> **PROBLEM TO SOLVE**
Your answer should show every line of the material below that includes "from".

===== DATA FOR THIS EXERCISE

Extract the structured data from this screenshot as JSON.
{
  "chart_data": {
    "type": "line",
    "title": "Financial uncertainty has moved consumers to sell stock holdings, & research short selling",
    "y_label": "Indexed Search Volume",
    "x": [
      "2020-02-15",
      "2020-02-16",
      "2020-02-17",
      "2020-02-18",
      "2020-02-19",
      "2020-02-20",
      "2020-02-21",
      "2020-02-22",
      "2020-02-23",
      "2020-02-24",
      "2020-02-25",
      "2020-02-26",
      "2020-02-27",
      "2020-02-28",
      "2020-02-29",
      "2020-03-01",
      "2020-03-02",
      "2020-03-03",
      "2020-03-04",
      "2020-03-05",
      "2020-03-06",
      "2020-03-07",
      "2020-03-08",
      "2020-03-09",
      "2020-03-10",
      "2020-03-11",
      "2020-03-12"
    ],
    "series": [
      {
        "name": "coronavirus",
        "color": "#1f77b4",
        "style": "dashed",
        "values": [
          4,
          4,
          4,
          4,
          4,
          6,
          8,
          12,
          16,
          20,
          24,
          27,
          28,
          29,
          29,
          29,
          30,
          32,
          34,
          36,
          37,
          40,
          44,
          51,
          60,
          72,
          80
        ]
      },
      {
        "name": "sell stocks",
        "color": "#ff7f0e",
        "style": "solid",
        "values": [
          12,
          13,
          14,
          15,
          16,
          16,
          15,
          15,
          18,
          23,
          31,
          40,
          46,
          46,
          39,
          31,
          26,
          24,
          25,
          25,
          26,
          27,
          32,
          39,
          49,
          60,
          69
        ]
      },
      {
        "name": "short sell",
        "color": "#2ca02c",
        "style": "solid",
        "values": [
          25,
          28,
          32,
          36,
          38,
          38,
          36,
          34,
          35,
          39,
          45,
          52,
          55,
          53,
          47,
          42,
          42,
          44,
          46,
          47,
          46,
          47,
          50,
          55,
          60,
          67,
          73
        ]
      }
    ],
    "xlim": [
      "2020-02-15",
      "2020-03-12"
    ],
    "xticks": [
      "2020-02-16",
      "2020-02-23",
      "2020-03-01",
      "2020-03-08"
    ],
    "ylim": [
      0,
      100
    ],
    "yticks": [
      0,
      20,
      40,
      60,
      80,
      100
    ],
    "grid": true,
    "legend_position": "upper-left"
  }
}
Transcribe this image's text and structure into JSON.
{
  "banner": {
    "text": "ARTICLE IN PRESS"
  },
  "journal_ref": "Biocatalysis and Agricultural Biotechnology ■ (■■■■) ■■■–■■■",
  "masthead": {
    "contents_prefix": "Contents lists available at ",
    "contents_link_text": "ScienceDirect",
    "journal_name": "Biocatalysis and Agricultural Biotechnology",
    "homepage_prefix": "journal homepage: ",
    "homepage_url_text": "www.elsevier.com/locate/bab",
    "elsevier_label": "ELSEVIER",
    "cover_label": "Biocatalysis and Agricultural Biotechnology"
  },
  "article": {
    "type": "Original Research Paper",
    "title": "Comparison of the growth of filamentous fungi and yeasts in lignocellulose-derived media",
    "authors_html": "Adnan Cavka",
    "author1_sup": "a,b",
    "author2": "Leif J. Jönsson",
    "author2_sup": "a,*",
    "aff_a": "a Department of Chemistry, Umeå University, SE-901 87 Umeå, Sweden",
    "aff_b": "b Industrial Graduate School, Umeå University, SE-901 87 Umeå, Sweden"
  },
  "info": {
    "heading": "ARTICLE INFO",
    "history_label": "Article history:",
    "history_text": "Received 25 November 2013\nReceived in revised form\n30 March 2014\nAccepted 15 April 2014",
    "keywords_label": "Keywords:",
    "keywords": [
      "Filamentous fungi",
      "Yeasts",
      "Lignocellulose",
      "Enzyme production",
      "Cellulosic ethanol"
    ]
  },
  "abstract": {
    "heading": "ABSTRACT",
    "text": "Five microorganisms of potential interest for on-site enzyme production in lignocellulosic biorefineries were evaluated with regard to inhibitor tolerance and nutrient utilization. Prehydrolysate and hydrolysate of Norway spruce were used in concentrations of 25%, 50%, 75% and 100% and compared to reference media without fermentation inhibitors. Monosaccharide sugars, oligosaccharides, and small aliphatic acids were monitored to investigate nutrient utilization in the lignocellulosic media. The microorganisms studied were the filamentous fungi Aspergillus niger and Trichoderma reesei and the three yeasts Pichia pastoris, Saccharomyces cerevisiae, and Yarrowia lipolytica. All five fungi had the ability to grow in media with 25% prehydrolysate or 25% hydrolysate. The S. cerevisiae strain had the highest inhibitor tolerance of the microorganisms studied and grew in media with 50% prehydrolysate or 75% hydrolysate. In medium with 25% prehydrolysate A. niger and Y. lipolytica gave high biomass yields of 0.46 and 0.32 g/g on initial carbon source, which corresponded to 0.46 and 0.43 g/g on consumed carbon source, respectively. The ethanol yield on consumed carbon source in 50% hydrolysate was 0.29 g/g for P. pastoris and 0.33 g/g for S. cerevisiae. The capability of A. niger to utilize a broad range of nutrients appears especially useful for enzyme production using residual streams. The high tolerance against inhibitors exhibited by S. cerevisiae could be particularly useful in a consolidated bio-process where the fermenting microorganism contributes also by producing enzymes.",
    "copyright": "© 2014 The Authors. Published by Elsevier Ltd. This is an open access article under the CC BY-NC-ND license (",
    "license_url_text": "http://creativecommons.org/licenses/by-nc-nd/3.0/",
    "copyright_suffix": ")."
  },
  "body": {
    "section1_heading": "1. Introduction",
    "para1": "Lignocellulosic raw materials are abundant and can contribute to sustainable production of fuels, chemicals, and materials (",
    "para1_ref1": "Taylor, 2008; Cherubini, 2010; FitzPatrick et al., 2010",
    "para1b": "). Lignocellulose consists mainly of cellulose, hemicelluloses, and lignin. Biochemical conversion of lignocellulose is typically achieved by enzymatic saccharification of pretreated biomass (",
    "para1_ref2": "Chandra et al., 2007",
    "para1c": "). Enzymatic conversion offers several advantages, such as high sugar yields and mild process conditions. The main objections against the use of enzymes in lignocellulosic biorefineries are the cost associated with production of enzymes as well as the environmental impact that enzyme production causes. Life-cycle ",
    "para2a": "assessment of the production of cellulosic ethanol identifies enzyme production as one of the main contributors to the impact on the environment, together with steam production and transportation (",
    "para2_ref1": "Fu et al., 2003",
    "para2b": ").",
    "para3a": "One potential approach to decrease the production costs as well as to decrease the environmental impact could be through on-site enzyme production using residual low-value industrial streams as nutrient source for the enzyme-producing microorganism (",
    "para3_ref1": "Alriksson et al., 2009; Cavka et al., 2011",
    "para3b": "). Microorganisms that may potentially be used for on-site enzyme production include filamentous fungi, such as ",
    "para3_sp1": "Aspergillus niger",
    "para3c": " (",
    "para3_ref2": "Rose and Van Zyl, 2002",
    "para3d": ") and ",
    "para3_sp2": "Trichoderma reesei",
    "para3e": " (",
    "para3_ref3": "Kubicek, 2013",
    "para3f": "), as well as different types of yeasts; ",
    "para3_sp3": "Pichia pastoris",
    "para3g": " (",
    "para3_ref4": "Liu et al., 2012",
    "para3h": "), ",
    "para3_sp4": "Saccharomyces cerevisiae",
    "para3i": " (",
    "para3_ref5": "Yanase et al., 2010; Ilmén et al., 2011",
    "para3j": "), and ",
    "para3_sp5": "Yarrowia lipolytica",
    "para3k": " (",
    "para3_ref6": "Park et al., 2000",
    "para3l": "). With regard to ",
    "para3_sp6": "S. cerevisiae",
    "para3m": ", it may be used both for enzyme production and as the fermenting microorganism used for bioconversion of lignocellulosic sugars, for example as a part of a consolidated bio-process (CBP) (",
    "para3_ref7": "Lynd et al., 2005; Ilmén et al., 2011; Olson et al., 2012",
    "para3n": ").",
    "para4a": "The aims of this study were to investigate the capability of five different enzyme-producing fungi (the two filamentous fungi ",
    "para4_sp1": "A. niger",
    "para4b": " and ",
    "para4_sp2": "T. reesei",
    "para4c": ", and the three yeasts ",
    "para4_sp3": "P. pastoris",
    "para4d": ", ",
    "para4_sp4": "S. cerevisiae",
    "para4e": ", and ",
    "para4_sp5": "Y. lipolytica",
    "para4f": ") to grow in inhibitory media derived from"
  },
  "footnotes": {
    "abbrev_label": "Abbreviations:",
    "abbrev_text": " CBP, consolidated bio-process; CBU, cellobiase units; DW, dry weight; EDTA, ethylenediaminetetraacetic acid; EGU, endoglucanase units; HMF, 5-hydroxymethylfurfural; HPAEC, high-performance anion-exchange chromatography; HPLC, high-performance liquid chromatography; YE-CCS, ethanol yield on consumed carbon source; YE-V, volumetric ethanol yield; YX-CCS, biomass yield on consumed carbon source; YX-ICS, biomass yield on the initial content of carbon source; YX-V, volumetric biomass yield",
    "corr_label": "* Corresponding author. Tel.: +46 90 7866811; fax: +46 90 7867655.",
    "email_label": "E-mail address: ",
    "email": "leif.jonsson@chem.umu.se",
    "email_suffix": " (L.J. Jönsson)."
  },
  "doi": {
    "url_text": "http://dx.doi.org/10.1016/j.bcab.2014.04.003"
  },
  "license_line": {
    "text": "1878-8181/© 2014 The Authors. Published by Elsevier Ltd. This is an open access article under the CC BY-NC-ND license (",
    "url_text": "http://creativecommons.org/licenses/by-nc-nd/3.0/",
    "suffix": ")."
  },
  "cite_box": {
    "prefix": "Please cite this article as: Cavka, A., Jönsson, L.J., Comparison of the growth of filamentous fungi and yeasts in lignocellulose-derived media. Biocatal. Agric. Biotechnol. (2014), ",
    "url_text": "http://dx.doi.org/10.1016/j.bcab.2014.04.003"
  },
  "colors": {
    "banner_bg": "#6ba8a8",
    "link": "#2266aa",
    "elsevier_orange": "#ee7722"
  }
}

==========

> **RESPONSE AREA**
Extract the structured data from this screenshot as JSON.
    "para4f": ") to grow in inhibitory media derived from"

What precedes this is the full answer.